[Records from a dataset]

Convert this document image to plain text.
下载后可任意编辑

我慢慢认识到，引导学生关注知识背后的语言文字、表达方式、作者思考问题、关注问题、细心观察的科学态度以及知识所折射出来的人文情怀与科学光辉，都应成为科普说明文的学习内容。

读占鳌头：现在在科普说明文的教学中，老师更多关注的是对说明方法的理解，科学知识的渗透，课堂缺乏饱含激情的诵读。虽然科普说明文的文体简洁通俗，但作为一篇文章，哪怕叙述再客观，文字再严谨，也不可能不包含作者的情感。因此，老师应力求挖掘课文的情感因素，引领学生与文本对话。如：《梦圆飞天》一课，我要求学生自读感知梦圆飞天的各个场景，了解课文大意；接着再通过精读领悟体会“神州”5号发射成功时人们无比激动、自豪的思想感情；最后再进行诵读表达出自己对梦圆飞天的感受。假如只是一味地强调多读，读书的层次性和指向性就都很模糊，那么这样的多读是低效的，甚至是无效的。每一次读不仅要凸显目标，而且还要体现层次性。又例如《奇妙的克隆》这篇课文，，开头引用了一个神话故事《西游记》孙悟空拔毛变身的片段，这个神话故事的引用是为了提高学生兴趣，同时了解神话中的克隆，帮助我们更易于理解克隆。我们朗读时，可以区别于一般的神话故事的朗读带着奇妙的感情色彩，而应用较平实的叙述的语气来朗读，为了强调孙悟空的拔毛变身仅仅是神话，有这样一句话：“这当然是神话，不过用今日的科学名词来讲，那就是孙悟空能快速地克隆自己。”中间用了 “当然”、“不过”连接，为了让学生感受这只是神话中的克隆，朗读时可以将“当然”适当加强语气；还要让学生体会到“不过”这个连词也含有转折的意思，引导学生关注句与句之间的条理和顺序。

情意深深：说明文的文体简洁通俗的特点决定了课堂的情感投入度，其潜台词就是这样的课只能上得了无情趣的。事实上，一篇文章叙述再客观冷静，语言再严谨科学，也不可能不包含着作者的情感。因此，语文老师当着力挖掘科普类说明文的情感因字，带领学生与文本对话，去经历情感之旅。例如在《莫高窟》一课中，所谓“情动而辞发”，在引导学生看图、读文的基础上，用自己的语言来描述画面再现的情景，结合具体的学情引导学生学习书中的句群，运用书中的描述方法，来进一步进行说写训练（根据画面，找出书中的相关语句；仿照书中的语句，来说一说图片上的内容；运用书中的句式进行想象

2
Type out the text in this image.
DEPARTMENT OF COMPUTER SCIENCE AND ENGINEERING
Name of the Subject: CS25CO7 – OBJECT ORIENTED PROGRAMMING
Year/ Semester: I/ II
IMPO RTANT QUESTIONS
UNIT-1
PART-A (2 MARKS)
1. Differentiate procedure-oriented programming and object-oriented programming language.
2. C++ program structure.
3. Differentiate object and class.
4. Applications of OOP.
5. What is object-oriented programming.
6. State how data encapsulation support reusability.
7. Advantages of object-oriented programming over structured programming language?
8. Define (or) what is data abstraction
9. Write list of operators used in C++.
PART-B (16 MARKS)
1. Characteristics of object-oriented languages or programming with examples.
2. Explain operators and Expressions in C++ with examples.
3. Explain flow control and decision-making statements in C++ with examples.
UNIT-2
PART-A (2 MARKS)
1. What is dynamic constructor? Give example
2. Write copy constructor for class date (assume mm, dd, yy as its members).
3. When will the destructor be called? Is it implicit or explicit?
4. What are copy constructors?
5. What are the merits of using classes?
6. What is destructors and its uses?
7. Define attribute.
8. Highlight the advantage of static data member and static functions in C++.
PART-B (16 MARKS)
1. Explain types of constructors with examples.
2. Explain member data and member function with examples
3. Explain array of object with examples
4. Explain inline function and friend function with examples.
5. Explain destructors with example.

To be done — Identify every line above that includes the word "destructors", and show those lines.

Answer for this exercise —
6. What is destructors and its uses?
5. Explain destructors with example.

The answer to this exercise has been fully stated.